• _RECORD EXTRACTS_:
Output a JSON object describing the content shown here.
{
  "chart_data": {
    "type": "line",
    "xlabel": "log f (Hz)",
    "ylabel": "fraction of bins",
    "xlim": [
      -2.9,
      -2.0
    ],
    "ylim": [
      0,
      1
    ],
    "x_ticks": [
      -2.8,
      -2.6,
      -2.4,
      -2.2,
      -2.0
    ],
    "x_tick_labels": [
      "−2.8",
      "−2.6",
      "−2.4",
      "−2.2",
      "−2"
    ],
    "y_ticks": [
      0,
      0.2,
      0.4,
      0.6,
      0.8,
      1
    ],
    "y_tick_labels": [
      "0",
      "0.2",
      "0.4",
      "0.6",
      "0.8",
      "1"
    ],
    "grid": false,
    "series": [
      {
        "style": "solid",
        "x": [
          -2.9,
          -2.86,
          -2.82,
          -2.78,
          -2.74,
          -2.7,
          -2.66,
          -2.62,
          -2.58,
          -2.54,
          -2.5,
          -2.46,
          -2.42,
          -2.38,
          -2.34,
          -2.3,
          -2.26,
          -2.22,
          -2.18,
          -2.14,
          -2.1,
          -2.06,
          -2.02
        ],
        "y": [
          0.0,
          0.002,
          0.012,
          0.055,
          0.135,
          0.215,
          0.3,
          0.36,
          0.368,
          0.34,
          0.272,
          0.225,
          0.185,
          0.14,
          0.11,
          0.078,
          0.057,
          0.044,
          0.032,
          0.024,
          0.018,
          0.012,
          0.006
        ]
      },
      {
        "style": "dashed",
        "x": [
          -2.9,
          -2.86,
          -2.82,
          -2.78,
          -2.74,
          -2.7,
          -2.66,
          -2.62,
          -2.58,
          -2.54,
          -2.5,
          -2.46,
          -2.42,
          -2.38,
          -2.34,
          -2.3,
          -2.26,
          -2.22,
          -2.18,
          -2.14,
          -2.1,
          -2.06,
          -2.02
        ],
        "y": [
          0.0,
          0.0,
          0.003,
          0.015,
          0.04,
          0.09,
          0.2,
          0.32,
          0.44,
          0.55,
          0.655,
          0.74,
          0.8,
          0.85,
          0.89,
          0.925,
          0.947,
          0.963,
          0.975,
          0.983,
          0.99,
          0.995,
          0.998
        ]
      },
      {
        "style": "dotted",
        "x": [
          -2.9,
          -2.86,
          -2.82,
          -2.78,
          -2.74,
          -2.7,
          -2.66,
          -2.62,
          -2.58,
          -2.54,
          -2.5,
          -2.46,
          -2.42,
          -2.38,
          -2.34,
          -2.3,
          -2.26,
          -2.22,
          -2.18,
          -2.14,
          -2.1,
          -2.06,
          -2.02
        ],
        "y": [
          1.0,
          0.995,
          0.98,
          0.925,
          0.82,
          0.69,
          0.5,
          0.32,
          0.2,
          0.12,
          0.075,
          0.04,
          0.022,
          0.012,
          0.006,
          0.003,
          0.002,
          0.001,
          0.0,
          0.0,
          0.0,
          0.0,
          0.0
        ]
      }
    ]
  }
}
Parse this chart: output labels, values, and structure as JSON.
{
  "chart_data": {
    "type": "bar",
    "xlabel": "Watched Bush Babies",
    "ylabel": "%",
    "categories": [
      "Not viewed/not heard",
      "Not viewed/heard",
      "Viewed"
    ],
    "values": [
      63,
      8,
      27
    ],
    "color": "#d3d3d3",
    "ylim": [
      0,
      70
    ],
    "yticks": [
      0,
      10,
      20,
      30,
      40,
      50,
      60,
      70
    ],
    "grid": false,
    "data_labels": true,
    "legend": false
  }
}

• _TASK BRIEF_: Find the word "JSON" in the data and show each line that holds it.

• _CORRECT OUTPUT_:
Output a JSON object describing the content shown here.
Parse this chart: output labels, values, and structure as JSON.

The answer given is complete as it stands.